Dataset items
────────────────

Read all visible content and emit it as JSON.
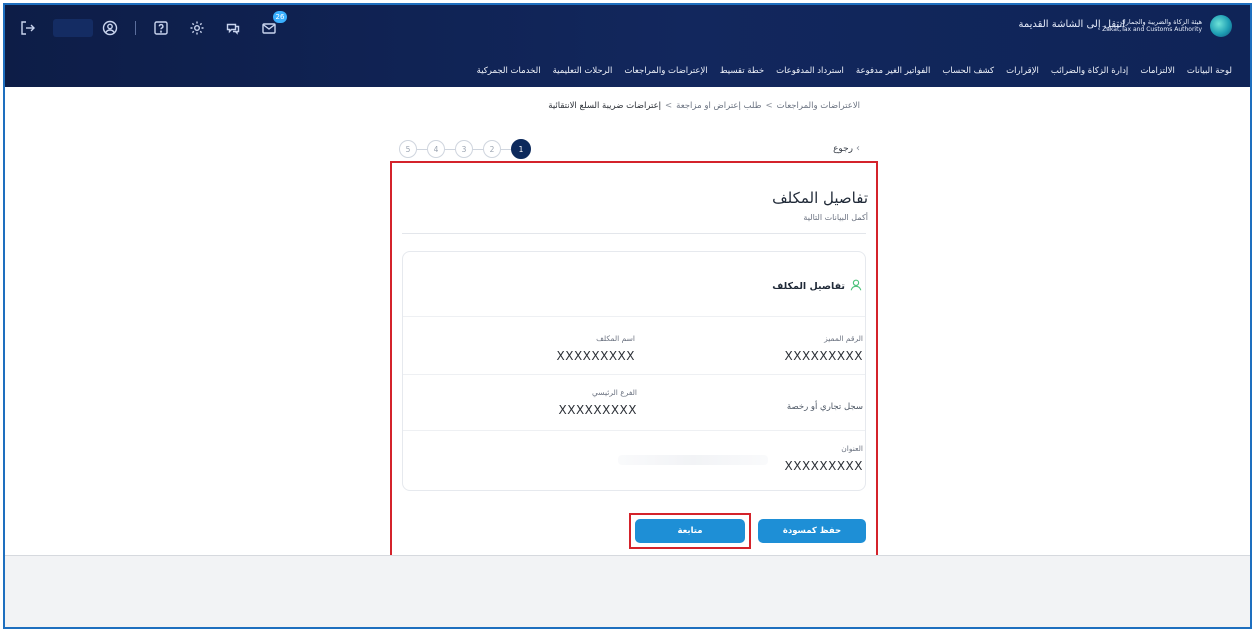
{
  "header": {
    "brand_ar": "هيئة الزكاة والضريبة والجمارك",
    "brand_en": "Zakat,Tax and Customs Authority",
    "old_screen_link": "انتقل إلى الشاشة القديمة",
    "mail_badge": "26",
    "icons": [
      "logout-icon",
      "user-circle-icon",
      "help-icon",
      "settings-icon",
      "chat-icon",
      "mail-icon"
    ]
  },
  "nav": {
    "items": [
      "لوحة البيانات",
      "الالتزامات",
      "إدارة الزكاة والضرائب",
      "الإقرارات",
      "كشف الحساب",
      "الفواتير الغير مدفوعة",
      "استرداد المدفوعات",
      "خطة تقسيط",
      "الإعتراضات والمراجعات",
      "الرحلات التعليمية",
      "الخدمات الجمركية"
    ]
  },
  "breadcrumb": {
    "items": [
      "الاعتراضات والمراجعات",
      "طلب إعتراض او مزاجعة",
      "إعتراضات ضريبة السلع الانتقائية"
    ],
    "separator": ">"
  },
  "back_label": "رجوع",
  "stepper": {
    "steps": [
      "1",
      "2",
      "3",
      "4",
      "5"
    ],
    "active": "1"
  },
  "form": {
    "title": "تفاصيل المكلف",
    "subtitle": "أكمل البيانات التالية",
    "card": {
      "heading": "تفاصيل المكلف",
      "fields": {
        "distinguished_number": {
          "label": "الرقم المميز",
          "value": "XXXXXXXXX"
        },
        "taxpayer_name": {
          "label": "اسم المكلف",
          "value": "XXXXXXXXX"
        },
        "commercial_register": {
          "label": "سجل تجاري أو رخصة"
        },
        "main_branch": {
          "label": "الفرع الرئيسي",
          "value": "XXXXXXXXX"
        },
        "address": {
          "label": "العنوان",
          "value": "XXXXXXXXX"
        }
      }
    },
    "buttons": {
      "save_draft": "حفظ كمسودة",
      "continue": "متابعة"
    }
  },
  "colors": {
    "header_dark": "#0d1d47",
    "accent_button": "#1e8fd6",
    "highlight_red": "#d4232b",
    "active_step": "#0d2a5c"
  }
}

────────────────

Copy all lines of the material above where the string "البيانات" occurs.

      "لوحة البيانات",
    "subtitle": "أكمل البيانات التالية",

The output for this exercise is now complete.